> _Job_
Retype each of the lines below exactly, with no changes.

* START Supplied material *

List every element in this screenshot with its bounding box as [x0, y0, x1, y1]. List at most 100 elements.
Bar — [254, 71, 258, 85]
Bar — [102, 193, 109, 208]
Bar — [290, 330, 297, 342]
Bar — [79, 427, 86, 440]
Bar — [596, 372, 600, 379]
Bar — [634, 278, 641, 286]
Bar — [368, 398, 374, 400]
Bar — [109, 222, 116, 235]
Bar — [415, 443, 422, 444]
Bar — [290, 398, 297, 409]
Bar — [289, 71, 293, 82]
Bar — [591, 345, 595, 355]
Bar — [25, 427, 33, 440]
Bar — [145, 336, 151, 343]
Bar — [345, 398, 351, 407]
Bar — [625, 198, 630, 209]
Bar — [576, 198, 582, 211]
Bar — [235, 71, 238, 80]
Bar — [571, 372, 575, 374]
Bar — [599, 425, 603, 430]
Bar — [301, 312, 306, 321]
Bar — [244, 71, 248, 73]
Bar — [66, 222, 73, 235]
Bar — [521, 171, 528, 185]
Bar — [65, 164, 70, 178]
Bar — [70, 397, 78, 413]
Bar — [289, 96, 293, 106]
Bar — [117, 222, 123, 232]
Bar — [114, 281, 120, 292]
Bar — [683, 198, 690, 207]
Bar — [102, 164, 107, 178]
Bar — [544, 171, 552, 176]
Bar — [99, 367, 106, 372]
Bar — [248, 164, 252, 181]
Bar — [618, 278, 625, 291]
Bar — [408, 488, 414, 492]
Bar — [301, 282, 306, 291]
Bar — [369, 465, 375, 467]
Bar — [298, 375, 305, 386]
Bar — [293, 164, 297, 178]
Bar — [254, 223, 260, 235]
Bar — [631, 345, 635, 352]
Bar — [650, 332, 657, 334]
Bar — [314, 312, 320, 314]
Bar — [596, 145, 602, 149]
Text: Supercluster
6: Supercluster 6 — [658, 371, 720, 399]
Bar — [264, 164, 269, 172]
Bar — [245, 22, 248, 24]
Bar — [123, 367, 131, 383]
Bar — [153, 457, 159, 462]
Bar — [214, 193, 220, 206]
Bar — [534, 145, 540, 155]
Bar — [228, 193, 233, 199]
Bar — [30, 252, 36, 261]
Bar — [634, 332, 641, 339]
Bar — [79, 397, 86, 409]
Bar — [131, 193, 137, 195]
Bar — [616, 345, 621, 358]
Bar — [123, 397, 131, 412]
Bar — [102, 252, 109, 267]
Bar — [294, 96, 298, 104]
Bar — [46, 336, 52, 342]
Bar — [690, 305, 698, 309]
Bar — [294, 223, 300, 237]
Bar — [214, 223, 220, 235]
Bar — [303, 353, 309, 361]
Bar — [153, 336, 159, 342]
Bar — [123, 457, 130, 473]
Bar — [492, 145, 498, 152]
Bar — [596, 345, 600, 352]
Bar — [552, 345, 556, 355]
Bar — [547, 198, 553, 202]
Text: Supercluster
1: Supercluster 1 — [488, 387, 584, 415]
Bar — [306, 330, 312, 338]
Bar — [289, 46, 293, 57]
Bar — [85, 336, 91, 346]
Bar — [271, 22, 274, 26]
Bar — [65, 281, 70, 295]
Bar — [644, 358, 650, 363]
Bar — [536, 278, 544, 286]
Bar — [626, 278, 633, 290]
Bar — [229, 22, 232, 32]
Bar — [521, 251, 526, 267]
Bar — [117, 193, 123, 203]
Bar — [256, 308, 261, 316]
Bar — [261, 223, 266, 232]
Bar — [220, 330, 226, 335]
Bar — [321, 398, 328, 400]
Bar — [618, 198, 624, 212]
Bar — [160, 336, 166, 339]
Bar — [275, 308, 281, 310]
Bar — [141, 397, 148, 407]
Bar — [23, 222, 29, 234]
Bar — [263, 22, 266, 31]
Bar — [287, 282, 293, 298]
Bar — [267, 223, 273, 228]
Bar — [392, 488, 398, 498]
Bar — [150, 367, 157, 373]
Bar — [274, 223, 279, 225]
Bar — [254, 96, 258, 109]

* END Supplied material *

> _Solution_
List every element in this screenshot with its bounding box as [x0, y0, x1, y1]. List at most 100 elements.
Bar — [254, 71, 258, 85]
Bar — [102, 193, 109, 208]
Bar — [290, 330, 297, 342]
Bar — [79, 427, 86, 440]
Bar — [596, 372, 600, 379]
Bar — [634, 278, 641, 286]
Bar — [368, 398, 374, 400]
Bar — [109, 222, 116, 235]
Bar — [415, 443, 422, 444]
Bar — [290, 398, 297, 409]
Bar — [289, 71, 293, 82]
Bar — [591, 345, 595, 355]
Bar — [25, 427, 33, 440]
Bar — [145, 336, 151, 343]
Bar — [345, 398, 351, 407]
Bar — [625, 198, 630, 209]
Bar — [576, 198, 582, 211]
Bar — [235, 71, 238, 80]
Bar — [571, 372, 575, 374]
Bar — [599, 425, 603, 430]
Bar — [301, 312, 306, 321]
Bar — [244, 71, 248, 73]
Bar — [66, 222, 73, 235]
Bar — [521, 171, 528, 185]
Bar — [65, 164, 70, 178]
Bar — [70, 397, 78, 413]
Bar — [289, 96, 293, 106]
Bar — [117, 222, 123, 232]
Bar — [114, 281, 120, 292]
Bar — [683, 198, 690, 207]
Bar — [102, 164, 107, 178]
Bar — [544, 171, 552, 176]
Bar — [99, 367, 106, 372]
Bar — [248, 164, 252, 181]
Bar — [618, 278, 625, 291]
Bar — [408, 488, 414, 492]
Bar — [301, 282, 306, 291]
Bar — [369, 465, 375, 467]
Bar — [298, 375, 305, 386]
Bar — [293, 164, 297, 178]
Bar — [254, 223, 260, 235]
Bar — [631, 345, 635, 352]
Bar — [650, 332, 657, 334]
Bar — [314, 312, 320, 314]
Bar — [596, 145, 602, 149]
Text: Supercluster
6: Supercluster 6 — [658, 371, 720, 399]
Bar — [264, 164, 269, 172]
Bar — [245, 22, 248, 24]
Bar — [123, 367, 131, 383]
Bar — [153, 457, 159, 462]
Bar — [214, 193, 220, 206]
Bar — [534, 145, 540, 155]
Bar — [228, 193, 233, 199]
Bar — [30, 252, 36, 261]
Bar — [634, 332, 641, 339]
Bar — [79, 397, 86, 409]
Bar — [131, 193, 137, 195]
Bar — [616, 345, 621, 358]
Bar — [123, 397, 131, 412]
Bar — [102, 252, 109, 267]
Bar — [294, 96, 298, 104]
Bar — [46, 336, 52, 342]
Bar — [690, 305, 698, 309]
Bar — [294, 223, 300, 237]
Bar — [214, 223, 220, 235]
Bar — [303, 353, 309, 361]
Bar — [153, 336, 159, 342]
Bar — [123, 457, 130, 473]
Bar — [492, 145, 498, 152]
Bar — [596, 345, 600, 352]
Bar — [552, 345, 556, 355]
Bar — [547, 198, 553, 202]
Text: Supercluster
1: Supercluster 1 — [488, 387, 584, 415]
Bar — [306, 330, 312, 338]
Bar — [289, 46, 293, 57]
Bar — [85, 336, 91, 346]
Bar — [271, 22, 274, 26]
Bar — [65, 281, 70, 295]
Bar — [644, 358, 650, 363]
Bar — [536, 278, 544, 286]
Bar — [626, 278, 633, 290]
Bar — [229, 22, 232, 32]
Bar — [521, 251, 526, 267]
Bar — [117, 193, 123, 203]
Bar — [256, 308, 261, 316]
Bar — [261, 223, 266, 232]
Bar — [220, 330, 226, 335]
Bar — [321, 398, 328, 400]
Bar — [618, 198, 624, 212]
Bar — [160, 336, 166, 339]
Bar — [275, 308, 281, 310]
Bar — [141, 397, 148, 407]
Bar — [23, 222, 29, 234]
Bar — [263, 22, 266, 31]
Bar — [287, 282, 293, 298]
Bar — [267, 223, 273, 228]
Bar — [392, 488, 398, 498]
Bar — [150, 367, 157, 373]
Bar — [274, 223, 279, 225]
Bar — [254, 96, 258, 109]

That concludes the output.